— START OF Materials provided —

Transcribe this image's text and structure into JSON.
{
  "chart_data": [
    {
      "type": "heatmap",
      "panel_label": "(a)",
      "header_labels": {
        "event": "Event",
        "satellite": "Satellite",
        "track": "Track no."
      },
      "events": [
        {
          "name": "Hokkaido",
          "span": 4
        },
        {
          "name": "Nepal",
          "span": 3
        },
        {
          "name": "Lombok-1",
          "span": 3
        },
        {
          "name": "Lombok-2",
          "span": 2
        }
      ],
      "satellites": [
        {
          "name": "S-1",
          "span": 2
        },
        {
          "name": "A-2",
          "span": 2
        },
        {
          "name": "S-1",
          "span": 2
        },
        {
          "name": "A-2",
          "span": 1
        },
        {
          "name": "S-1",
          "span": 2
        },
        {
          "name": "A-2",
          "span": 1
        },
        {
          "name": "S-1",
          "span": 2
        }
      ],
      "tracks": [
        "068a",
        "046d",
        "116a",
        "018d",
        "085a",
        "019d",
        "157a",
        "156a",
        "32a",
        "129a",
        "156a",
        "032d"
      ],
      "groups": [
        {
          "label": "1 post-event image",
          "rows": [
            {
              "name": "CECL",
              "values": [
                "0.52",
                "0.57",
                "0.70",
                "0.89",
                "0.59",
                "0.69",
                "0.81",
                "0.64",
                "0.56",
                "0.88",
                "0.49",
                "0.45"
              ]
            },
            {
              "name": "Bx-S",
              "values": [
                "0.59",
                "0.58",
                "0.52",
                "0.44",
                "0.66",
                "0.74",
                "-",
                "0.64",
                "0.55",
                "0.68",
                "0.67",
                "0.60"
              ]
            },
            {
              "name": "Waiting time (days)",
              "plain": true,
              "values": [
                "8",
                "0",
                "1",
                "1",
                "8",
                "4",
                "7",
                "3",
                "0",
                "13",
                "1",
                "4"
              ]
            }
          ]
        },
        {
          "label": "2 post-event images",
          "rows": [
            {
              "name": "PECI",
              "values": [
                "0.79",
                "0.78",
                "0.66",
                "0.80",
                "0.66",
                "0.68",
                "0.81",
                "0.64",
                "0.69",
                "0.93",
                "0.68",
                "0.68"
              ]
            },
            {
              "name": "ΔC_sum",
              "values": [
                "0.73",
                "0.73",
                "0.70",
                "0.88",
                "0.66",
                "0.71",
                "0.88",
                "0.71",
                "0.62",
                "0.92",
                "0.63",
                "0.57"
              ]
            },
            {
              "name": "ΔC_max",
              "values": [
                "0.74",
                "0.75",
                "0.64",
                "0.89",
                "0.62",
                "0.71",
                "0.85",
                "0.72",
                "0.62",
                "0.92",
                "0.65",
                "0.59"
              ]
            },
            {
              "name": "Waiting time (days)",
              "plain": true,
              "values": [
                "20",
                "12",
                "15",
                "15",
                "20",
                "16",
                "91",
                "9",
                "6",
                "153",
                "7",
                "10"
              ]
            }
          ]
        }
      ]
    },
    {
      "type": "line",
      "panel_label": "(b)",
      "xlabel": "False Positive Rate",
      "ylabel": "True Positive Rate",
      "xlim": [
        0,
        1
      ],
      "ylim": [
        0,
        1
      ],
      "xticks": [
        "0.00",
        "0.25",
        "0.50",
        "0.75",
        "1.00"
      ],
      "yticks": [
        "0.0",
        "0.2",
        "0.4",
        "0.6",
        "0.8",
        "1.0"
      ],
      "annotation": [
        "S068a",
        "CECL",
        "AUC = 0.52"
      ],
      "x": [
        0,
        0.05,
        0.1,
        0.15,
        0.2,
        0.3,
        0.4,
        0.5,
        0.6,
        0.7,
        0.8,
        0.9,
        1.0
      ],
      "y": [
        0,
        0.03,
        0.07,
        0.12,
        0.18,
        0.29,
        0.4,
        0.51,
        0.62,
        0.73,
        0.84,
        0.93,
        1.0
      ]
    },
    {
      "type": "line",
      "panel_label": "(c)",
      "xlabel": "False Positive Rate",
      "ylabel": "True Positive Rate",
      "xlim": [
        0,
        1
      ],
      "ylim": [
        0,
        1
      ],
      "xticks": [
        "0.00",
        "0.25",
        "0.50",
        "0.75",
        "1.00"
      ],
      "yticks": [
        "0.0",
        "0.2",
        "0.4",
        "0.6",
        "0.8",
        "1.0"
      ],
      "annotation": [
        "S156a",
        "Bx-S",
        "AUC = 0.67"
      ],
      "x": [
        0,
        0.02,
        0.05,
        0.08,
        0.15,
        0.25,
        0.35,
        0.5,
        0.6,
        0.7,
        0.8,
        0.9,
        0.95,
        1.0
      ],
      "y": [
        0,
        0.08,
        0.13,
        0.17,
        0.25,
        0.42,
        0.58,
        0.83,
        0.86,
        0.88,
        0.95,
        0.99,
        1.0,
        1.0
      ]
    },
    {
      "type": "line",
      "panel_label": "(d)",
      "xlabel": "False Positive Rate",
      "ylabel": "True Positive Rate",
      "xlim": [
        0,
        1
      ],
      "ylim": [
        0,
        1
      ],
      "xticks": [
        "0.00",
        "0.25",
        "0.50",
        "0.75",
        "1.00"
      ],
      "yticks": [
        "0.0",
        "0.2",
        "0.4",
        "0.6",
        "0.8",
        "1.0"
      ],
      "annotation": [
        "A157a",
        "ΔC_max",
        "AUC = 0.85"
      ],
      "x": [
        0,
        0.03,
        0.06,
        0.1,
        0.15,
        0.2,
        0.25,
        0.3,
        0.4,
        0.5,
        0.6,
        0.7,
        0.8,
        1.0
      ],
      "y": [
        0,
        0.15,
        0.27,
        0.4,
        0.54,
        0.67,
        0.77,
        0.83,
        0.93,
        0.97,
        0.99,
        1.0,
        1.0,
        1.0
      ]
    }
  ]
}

— END OF Materials provided —

### Exercise brief
Transcribe the whole listing with nothing added or left out.

### Written response
Transcribe this image's text and structure into JSON.
{
  "chart_data": [
    {
      "type": "heatmap",
      "panel_label": "(a)",
      "header_labels": {
        "event": "Event",
        "satellite": "Satellite",
        "track": "Track no."
      },
      "events": [
        {
          "name": "Hokkaido",
          "span": 4
        },
        {
          "name": "Nepal",
          "span": 3
        },
        {
          "name": "Lombok-1",
          "span": 3
        },
        {
          "name": "Lombok-2",
          "span": 2
        }
      ],
      "satellites": [
        {
          "name": "S-1",
          "span": 2
        },
        {
          "name": "A-2",
          "span": 2
        },
        {
          "name": "S-1",
          "span": 2
        },
        {
          "name": "A-2",
          "span": 1
        },
        {
          "name": "S-1",
          "span": 2
        },
        {
          "name": "A-2",
          "span": 1
        },
        {
          "name": "S-1",
          "span": 2
        }
      ],
      "tracks": [
        "068a",
        "046d",
        "116a",
        "018d",
        "085a",
        "019d",
        "157a",
        "156a",
        "32a",
        "129a",
        "156a",
        "032d"
      ],
      "groups": [
        {
          "label": "1 post-event image",
          "rows": [
            {
              "name": "CECL",
              "values": [
                "0.52",
                "0.57",
                "0.70",
                "0.89",
                "0.59",
                "0.69",
                "0.81",
                "0.64",
                "0.56",
                "0.88",
                "0.49",
                "0.45"
              ]
            },
            {
              "name": "Bx-S",
              "values": [
                "0.59",
                "0.58",
                "0.52",
                "0.44",
                "0.66",
                "0.74",
                "-",
                "0.64",
                "0.55",
                "0.68",
                "0.67",
                "0.60"
              ]
            },
            {
              "name": "Waiting time (days)",
              "plain": true,
              "values": [
                "8",
                "0",
                "1",
                "1",
                "8",
                "4",
                "7",
                "3",
                "0",
                "13",
                "1",
                "4"
              ]
            }
          ]
        },
        {
          "label": "2 post-event images",
          "rows": [
            {
              "name": "PECI",
              "values": [
                "0.79",
                "0.78",
                "0.66",
                "0.80",
                "0.66",
                "0.68",
                "0.81",
                "0.64",
                "0.69",
                "0.93",
                "0.68",
                "0.68"
              ]
            },
            {
              "name": "ΔC_sum",
              "values": [
                "0.73",
                "0.73",
                "0.70",
                "0.88",
                "0.66",
                "0.71",
                "0.88",
                "0.71",
                "0.62",
                "0.92",
                "0.63",
                "0.57"
              ]
            },
            {
              "name": "ΔC_max",
              "values": [
                "0.74",
                "0.75",
                "0.64",
                "0.89",
                "0.62",
                "0.71",
                "0.85",
                "0.72",
                "0.62",
                "0.92",
                "0.65",
                "0.59"
              ]
            },
            {
              "name": "Waiting time (days)",
              "plain": true,
              "values": [
                "20",
                "12",
                "15",
                "15",
                "20",
                "16",
                "91",
                "9",
                "6",
                "153",
                "7",
                "10"
              ]
            }
          ]
        }
      ]
    },
    {
      "type": "line",
      "panel_label": "(b)",
      "xlabel": "False Positive Rate",
      "ylabel": "True Positive Rate",
      "xlim": [
        0,
        1
      ],
      "ylim": [
        0,
        1
      ],
      "xticks": [
        "0.00",
        "0.25",
        "0.50",
        "0.75",
        "1.00"
      ],
      "yticks": [
        "0.0",
        "0.2",
        "0.4",
        "0.6",
        "0.8",
        "1.0"
      ],
      "annotation": [
        "S068a",
        "CECL",
        "AUC = 0.52"
      ],
      "x": [
        0,
        0.05,
        0.1,
        0.15,
        0.2,
        0.3,
        0.4,
        0.5,
        0.6,
        0.7,
        0.8,
        0.9,
        1.0
      ],
      "y": [
        0,
        0.03,
        0.07,
        0.12,
        0.18,
        0.29,
        0.4,
        0.51,
        0.62,
        0.73,
        0.84,
        0.93,
        1.0
      ]
    },
    {
      "type": "line",
      "panel_label": "(c)",
      "xlabel": "False Positive Rate",
      "ylabel": "True Positive Rate",
      "xlim": [
        0,
        1
      ],
      "ylim": [
        0,
        1
      ],
      "xticks": [
        "0.00",
        "0.25",
        "0.50",
        "0.75",
        "1.00"
      ],
      "yticks": [
        "0.0",
        "0.2",
        "0.4",
        "0.6",
        "0.8",
        "1.0"
      ],
      "annotation": [
        "S156a",
        "Bx-S",
        "AUC = 0.67"
      ],
      "x": [
        0,
        0.02,
        0.05,
        0.08,
        0.15,
        0.25,
        0.35,
        0.5,
        0.6,
        0.7,
        0.8,
        0.9,
        0.95,
        1.0
      ],
      "y": [
        0,
        0.08,
        0.13,
        0.17,
        0.25,
        0.42,
        0.58,
        0.83,
        0.86,
        0.88,
        0.95,
        0.99,
        1.0,
        1.0
      ]
    },
    {
      "type": "line",
      "panel_label": "(d)",
      "xlabel": "False Positive Rate",
      "ylabel": "True Positive Rate",
      "xlim": [
        0,
        1
      ],
      "ylim": [
        0,
        1
      ],
      "xticks": [
        "0.00",
        "0.25",
        "0.50",
        "0.75",
        "1.00"
      ],
      "yticks": [
        "0.0",
        "0.2",
        "0.4",
        "0.6",
        "0.8",
        "1.0"
      ],
      "annotation": [
        "A157a",
        "ΔC_max",
        "AUC = 0.85"
      ],
      "x": [
        0,
        0.03,
        0.06,
        0.1,
        0.15,
        0.2,
        0.25,
        0.3,
        0.4,
        0.5,
        0.6,
        0.7,
        0.8,
        1.0
      ],
      "y": [
        0,
        0.15,
        0.27,
        0.4,
        0.54,
        0.67,
        0.77,
        0.83,
        0.93,
        0.97,
        0.99,
        1.0,
        1.0,
        1.0
      ]
    }
  ]
}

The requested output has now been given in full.